**What to work on**.
Write out the listing beneath this instruction in its entirety, exactly as it reads.

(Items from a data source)
+===+
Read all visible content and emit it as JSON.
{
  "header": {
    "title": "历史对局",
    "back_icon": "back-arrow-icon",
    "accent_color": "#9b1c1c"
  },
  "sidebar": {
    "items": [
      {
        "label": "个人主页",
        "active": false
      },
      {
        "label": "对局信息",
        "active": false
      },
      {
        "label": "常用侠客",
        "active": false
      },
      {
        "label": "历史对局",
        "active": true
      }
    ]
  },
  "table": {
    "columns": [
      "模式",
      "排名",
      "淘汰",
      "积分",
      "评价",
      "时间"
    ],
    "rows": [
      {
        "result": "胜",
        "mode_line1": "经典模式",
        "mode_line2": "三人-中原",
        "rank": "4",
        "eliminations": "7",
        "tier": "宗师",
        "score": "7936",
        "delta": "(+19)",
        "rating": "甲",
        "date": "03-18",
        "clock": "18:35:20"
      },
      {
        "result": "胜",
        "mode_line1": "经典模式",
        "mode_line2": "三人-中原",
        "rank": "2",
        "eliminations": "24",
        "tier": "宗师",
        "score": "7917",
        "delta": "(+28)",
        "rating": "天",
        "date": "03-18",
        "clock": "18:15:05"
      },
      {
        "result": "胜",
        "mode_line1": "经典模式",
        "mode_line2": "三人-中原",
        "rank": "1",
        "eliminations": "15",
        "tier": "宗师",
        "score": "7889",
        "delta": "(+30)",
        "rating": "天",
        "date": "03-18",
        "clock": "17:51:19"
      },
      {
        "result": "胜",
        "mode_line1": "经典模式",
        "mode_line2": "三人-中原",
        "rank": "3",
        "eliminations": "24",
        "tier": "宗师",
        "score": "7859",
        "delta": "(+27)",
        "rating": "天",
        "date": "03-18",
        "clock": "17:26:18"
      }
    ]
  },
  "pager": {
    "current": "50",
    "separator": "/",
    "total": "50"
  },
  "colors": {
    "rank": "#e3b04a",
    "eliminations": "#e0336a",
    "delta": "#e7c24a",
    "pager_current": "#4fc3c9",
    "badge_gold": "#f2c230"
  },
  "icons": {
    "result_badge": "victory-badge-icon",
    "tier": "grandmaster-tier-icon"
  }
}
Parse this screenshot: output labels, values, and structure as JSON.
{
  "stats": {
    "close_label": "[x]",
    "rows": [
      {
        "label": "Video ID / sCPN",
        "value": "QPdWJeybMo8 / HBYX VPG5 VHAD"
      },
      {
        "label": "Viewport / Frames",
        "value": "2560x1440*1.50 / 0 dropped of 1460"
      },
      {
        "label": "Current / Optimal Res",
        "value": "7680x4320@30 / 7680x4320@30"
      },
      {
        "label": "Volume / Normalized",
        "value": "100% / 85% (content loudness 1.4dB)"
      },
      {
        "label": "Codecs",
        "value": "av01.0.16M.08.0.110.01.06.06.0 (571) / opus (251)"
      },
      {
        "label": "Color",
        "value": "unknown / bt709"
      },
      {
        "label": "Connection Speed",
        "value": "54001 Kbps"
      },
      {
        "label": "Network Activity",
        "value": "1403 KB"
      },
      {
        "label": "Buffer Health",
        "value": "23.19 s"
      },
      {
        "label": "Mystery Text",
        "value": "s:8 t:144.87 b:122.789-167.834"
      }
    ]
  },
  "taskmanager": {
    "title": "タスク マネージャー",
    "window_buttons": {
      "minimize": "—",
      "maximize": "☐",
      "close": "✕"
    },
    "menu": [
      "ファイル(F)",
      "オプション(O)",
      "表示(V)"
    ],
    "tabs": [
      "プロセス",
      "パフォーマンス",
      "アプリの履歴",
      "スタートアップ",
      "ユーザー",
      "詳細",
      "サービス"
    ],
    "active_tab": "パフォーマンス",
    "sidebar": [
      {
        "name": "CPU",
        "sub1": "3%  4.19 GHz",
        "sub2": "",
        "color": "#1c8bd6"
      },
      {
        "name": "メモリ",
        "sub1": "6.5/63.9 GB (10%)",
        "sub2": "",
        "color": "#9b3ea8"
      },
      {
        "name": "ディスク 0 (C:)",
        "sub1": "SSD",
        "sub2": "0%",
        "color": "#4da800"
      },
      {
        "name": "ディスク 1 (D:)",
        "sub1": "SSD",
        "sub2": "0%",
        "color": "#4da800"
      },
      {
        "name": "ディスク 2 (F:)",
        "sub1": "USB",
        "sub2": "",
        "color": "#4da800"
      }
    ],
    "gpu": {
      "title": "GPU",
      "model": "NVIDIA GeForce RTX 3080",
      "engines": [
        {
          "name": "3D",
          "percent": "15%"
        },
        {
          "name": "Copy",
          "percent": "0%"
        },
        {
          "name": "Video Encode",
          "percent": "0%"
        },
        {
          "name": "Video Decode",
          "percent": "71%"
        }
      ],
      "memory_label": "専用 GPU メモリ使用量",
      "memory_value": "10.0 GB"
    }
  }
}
+===+
**Full solution**.
Read all visible content and emit it as JSON.
{
  "header": {
    "title": "历史对局",
    "back_icon": "back-arrow-icon",
    "accent_color": "#9b1c1c"
  },
  "sidebar": {
    "items": [
      {
        "label": "个人主页",
        "active": false
      },
      {
        "label": "对局信息",
        "active": false
      },
      {
        "label": "常用侠客",
        "active": false
      },
      {
        "label": "历史对局",
        "active": true
      }
    ]
  },
  "table": {
    "columns": [
      "模式",
      "排名",
      "淘汰",
      "积分",
      "评价",
      "时间"
    ],
    "rows": [
      {
        "result": "胜",
        "mode_line1": "经典模式",
        "mode_line2": "三人-中原",
        "rank": "4",
        "eliminations": "7",
        "tier": "宗师",
        "score": "7936",
        "delta": "(+19)",
        "rating": "甲",
        "date": "03-18",
        "clock": "18:35:20"
      },
      {
        "result": "胜",
        "mode_line1": "经典模式",
        "mode_line2": "三人-中原",
        "rank": "2",
        "eliminations": "24",
        "tier": "宗师",
        "score": "7917",
        "delta": "(+28)",
        "rating": "天",
        "date": "03-18",
        "clock": "18:15:05"
      },
      {
        "result": "胜",
        "mode_line1": "经典模式",
        "mode_line2": "三人-中原",
        "rank": "1",
        "eliminations": "15",
        "tier": "宗师",
        "score": "7889",
        "delta": "(+30)",
        "rating": "天",
        "date": "03-18",
        "clock": "17:51:19"
      },
      {
        "result": "胜",
        "mode_line1": "经典模式",
        "mode_line2": "三人-中原",
        "rank": "3",
        "eliminations": "24",
        "tier": "宗师",
        "score": "7859",
        "delta": "(+27)",
        "rating": "天",
        "date": "03-18",
        "clock": "17:26:18"
      }
    ]
  },
  "pager": {
    "current": "50",
    "separator": "/",
    "total": "50"
  },
  "colors": {
    "rank": "#e3b04a",
    "eliminations": "#e0336a",
    "delta": "#e7c24a",
    "pager_current": "#4fc3c9",
    "badge_gold": "#f2c230"
  },
  "icons": {
    "result_badge": "victory-badge-icon",
    "tier": "grandmaster-tier-icon"
  }
}
Parse this screenshot: output labels, values, and structure as JSON.
{
  "stats": {
    "close_label": "[x]",
    "rows": [
      {
        "label": "Video ID / sCPN",
        "value": "QPdWJeybMo8 / HBYX VPG5 VHAD"
      },
      {
        "label": "Viewport / Frames",
        "value": "2560x1440*1.50 / 0 dropped of 1460"
      },
      {
        "label": "Current / Optimal Res",
        "value": "7680x4320@30 / 7680x4320@30"
      },
      {
        "label": "Volume / Normalized",
        "value": "100% / 85% (content loudness 1.4dB)"
      },
      {
        "label": "Codecs",
        "value": "av01.0.16M.08.0.110.01.06.06.0 (571) / opus (251)"
      },
      {
        "label": "Color",
        "value": "unknown / bt709"
      },
      {
        "label": "Connection Speed",
        "value": "54001 Kbps"
      },
      {
        "label": "Network Activity",
        "value": "1403 KB"
      },
      {
        "label": "Buffer Health",
        "value": "23.19 s"
      },
      {
        "label": "Mystery Text",
        "value": "s:8 t:144.87 b:122.789-167.834"
      }
    ]
  },
  "taskmanager": {
    "title": "タスク マネージャー",
    "window_buttons": {
      "minimize": "—",
      "maximize": "☐",
      "close": "✕"
    },
    "menu": [
      "ファイル(F)",
      "オプション(O)",
      "表示(V)"
    ],
    "tabs": [
      "プロセス",
      "パフォーマンス",
      "アプリの履歴",
      "スタートアップ",
      "ユーザー",
      "詳細",
      "サービス"
    ],
    "active_tab": "パフォーマンス",
    "sidebar": [
      {
        "name": "CPU",
        "sub1": "3%  4.19 GHz",
        "sub2": "",
        "color": "#1c8bd6"
      },
      {
        "name": "メモリ",
        "sub1": "6.5/63.9 GB (10%)",
        "sub2": "",
        "color": "#9b3ea8"
      },
      {
        "name": "ディスク 0 (C:)",
        "sub1": "SSD",
        "sub2": "0%",
        "color": "#4da800"
      },
      {
        "name": "ディスク 1 (D:)",
        "sub1": "SSD",
        "sub2": "0%",
        "color": "#4da800"
      },
      {
        "name": "ディスク 2 (F:)",
        "sub1": "USB",
        "sub2": "",
        "color": "#4da800"
      }
    ],
    "gpu": {
      "title": "GPU",
      "model": "NVIDIA GeForce RTX 3080",
      "engines": [
        {
          "name": "3D",
          "percent": "15%"
        },
        {
          "name": "Copy",
          "percent": "0%"
        },
        {
          "name": "Video Encode",
          "percent": "0%"
        },
        {
          "name": "Video Decode",
          "percent": "71%"
        }
      ],
      "memory_label": "専用 GPU メモリ使用量",
      "memory_value": "10.0 GB"
    }
  }
}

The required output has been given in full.